Task prompt ▸
Give back, unchanged, each line from the one containing "Enumerate this screenshot's" through the last line of the entries below.

•••••

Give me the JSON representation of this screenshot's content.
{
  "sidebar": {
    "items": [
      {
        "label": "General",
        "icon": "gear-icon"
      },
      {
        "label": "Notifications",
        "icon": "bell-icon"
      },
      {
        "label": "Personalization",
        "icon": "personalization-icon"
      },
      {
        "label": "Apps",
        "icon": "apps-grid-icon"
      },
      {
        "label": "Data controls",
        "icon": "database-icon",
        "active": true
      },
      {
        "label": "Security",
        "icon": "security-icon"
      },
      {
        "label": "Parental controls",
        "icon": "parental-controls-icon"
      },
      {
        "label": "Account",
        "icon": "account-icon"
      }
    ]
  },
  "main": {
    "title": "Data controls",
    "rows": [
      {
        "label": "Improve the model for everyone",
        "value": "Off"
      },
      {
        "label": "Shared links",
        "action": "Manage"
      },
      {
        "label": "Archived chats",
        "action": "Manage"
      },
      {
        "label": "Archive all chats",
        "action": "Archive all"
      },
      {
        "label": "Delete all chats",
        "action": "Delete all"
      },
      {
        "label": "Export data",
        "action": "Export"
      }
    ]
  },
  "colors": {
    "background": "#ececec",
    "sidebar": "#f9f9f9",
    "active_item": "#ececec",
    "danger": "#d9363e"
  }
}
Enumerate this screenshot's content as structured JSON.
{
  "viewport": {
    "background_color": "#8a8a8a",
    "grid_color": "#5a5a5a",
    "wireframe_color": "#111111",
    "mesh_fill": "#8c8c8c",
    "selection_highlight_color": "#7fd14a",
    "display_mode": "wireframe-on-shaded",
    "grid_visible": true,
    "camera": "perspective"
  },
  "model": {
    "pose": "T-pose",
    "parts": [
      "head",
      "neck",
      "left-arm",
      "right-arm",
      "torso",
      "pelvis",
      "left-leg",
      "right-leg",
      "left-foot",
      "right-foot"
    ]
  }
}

•••••

Problem solution ▸
Enumerate this screenshot's content as structured JSON.
{
  "viewport": {
    "background_color": "#8a8a8a",
    "grid_color": "#5a5a5a",
    "wireframe_color": "#111111",
    "mesh_fill": "#8c8c8c",
    "selection_highlight_color": "#7fd14a",
    "display_mode": "wireframe-on-shaded",
    "grid_visible": true,
    "camera": "perspective"
  },
  "model": {
    "pose": "T-pose",
    "parts": [
      "head",
      "neck",
      "left-arm",
      "right-arm",
      "torso",
      "pelvis",
      "left-leg",
      "right-leg",
      "left-foot",
      "right-foot"
    ]
  }
}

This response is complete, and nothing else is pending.